• **Description of the task**: Repeat the listing below word for word, every line included.
>> BEGIN
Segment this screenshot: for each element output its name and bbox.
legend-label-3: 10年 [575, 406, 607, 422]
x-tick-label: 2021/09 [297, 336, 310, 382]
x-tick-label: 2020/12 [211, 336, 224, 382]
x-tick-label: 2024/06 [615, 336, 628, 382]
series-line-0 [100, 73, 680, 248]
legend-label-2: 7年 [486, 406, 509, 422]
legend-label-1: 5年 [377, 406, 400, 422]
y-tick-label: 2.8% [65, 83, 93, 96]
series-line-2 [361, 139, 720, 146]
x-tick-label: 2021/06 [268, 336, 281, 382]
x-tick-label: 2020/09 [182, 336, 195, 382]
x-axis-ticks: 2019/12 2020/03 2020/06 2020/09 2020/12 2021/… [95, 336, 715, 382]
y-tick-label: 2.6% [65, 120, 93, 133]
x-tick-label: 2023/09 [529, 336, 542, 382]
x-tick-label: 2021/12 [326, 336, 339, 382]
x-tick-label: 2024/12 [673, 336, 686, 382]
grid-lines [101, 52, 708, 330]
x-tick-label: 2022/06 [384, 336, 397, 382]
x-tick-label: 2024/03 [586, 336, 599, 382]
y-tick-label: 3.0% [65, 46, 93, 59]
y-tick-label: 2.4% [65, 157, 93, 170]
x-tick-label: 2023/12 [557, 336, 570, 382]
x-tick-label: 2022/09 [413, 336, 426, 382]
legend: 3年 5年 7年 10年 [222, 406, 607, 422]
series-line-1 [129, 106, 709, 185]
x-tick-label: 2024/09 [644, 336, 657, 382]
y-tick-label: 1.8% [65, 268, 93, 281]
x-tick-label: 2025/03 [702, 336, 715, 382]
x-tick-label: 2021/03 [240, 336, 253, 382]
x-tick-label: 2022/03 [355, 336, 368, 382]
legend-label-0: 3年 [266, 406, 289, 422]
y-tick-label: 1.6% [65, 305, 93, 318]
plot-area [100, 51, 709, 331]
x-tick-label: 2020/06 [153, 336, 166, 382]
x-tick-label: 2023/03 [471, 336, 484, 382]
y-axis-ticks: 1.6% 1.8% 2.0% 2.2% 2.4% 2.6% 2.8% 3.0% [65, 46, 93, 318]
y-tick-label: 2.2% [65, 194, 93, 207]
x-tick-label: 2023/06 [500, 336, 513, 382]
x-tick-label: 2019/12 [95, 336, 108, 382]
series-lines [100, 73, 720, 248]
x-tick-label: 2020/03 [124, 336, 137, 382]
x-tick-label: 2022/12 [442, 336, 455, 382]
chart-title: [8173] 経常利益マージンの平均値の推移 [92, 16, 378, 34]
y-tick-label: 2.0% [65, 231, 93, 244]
>> END
• **The result**:
Segment this screenshot: for each element output its name and bbox.
legend-label-3: 10年 [575, 406, 607, 422]
x-tick-label: 2021/09 [297, 336, 310, 382]
x-tick-label: 2020/12 [211, 336, 224, 382]
x-tick-label: 2024/06 [615, 336, 628, 382]
series-line-0 [100, 73, 680, 248]
legend-label-2: 7年 [486, 406, 509, 422]
legend-label-1: 5年 [377, 406, 400, 422]
y-tick-label: 2.8% [65, 83, 93, 96]
series-line-2 [361, 139, 720, 146]
x-tick-label: 2021/06 [268, 336, 281, 382]
x-tick-label: 2020/09 [182, 336, 195, 382]
x-axis-ticks: 2019/12 2020/03 2020/06 2020/09 2020/12 2021/… [95, 336, 715, 382]
y-tick-label: 2.6% [65, 120, 93, 133]
x-tick-label: 2023/09 [529, 336, 542, 382]
x-tick-label: 2021/12 [326, 336, 339, 382]
x-tick-label: 2024/12 [673, 336, 686, 382]
grid-lines [101, 52, 708, 330]
x-tick-label: 2022/06 [384, 336, 397, 382]
x-tick-label: 2024/03 [586, 336, 599, 382]
y-tick-label: 3.0% [65, 46, 93, 59]
y-tick-label: 2.4% [65, 157, 93, 170]
x-tick-label: 2023/12 [557, 336, 570, 382]
x-tick-label: 2022/09 [413, 336, 426, 382]
legend: 3年 5年 7年 10年 [222, 406, 607, 422]
series-line-1 [129, 106, 709, 185]
x-tick-label: 2024/09 [644, 336, 657, 382]
y-tick-label: 1.8% [65, 268, 93, 281]
x-tick-label: 2025/03 [702, 336, 715, 382]
x-tick-label: 2021/03 [240, 336, 253, 382]
x-tick-label: 2022/03 [355, 336, 368, 382]
legend-label-0: 3年 [266, 406, 289, 422]
y-tick-label: 1.6% [65, 305, 93, 318]
plot-area [100, 51, 709, 331]
x-tick-label: 2020/06 [153, 336, 166, 382]
x-tick-label: 2023/03 [471, 336, 484, 382]
y-axis-ticks: 1.6% 1.8% 2.0% 2.2% 2.4% 2.6% 2.8% 3.0% [65, 46, 93, 318]
y-tick-label: 2.2% [65, 194, 93, 207]
x-tick-label: 2023/06 [500, 336, 513, 382]
x-tick-label: 2019/12 [95, 336, 108, 382]
series-lines [100, 73, 720, 248]
x-tick-label: 2020/03 [124, 336, 137, 382]
x-tick-label: 2022/12 [442, 336, 455, 382]
chart-title: [8173] 経常利益マージンの平均値の推移 [92, 16, 378, 34]
y-tick-label: 2.0% [65, 231, 93, 244]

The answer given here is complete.